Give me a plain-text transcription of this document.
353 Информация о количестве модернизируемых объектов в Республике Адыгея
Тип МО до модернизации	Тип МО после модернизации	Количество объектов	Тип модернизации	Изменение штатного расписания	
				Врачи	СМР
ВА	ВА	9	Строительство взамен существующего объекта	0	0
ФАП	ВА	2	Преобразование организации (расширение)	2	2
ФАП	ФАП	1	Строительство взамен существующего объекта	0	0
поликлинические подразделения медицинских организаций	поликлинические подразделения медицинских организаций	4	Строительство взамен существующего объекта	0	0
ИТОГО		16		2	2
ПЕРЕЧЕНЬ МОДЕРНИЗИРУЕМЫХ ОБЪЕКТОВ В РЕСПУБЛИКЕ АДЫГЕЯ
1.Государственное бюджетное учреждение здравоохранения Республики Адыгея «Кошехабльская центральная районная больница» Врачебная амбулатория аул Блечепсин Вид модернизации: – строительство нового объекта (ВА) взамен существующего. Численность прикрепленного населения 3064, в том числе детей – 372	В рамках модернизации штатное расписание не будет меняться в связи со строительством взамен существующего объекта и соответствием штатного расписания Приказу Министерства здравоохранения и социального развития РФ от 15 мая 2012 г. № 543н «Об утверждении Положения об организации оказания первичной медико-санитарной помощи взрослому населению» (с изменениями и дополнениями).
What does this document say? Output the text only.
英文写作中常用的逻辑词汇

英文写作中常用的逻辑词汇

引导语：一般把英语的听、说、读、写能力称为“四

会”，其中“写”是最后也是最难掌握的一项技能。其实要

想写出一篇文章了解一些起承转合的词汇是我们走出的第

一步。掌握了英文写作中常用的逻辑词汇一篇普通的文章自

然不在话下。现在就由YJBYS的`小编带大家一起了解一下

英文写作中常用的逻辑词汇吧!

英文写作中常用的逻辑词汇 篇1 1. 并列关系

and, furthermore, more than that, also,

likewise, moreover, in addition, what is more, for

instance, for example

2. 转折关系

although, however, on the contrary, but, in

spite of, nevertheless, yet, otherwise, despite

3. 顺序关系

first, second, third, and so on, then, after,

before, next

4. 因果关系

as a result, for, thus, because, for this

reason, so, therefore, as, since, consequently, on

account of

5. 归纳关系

·····

▶ **TASK**
Return the lines above exactly, keeping every word.

▶ **WRITTEN RESPONSE**
Give me a plain-text transcription of this document.
353 Информация о количестве модернизируемых объектов в Республике Адыгея
Тип МО до модернизации	Тип МО после модернизации	Количество объектов	Тип модернизации	Изменение штатного расписания	
				Врачи	СМР
ВА	ВА	9	Строительство взамен существующего объекта	0	0
ФАП	ВА	2	Преобразование организации (расширение)	2	2
ФАП	ФАП	1	Строительство взамен существующего объекта	0	0
поликлинические подразделения медицинских организаций	поликлинические подразделения медицинских организаций	4	Строительство взамен существующего объекта	0	0
ИТОГО		16		2	2
ПЕРЕЧЕНЬ МОДЕРНИЗИРУЕМЫХ ОБЪЕКТОВ В РЕСПУБЛИКЕ АДЫГЕЯ
1.Государственное бюджетное учреждение здравоохранения Республики Адыгея «Кошехабльская центральная районная больница» Врачебная амбулатория аул Блечепсин Вид модернизации: – строительство нового объекта (ВА) взамен существующего. Численность прикрепленного населения 3064, в том числе детей – 372	В рамках модернизации штатное расписание не будет меняться в связи со строительством взамен существующего объекта и соответствием штатного расписания Приказу Министерства здравоохранения и социального развития РФ от 15 мая 2012 г. № 543н «Об утверждении Положения об организации оказания первичной медико-санитарной помощи взрослому населению» (с изменениями и дополнениями).
What does this document say? Output the text only.
英文写作中常用的逻辑词汇

英文写作中常用的逻辑词汇

引导语：一般把英语的听、说、读、写能力称为“四

会”，其中“写”是最后也是最难掌握的一项技能。其实要

想写出一篇文章了解一些起承转合的词汇是我们走出的第

一步。掌握了英文写作中常用的逻辑词汇一篇普通的文章自

然不在话下。现在就由YJBYS的`小编带大家一起了解一下

英文写作中常用的逻辑词汇吧!

英文写作中常用的逻辑词汇 篇1 1. 并列关系

and, furthermore, more than that, also,

likewise, moreover, in addition, what is more, for

instance, for example

2. 转折关系

although, however, on the contrary, but, in

spite of, nevertheless, yet, otherwise, despite

3. 顺序关系

first, second, third, and so on, then, after,

before, next

4. 因果关系

as a result, for, thus, because, for this

reason, so, therefore, as, since, consequently, on

account of

5. 归纳关系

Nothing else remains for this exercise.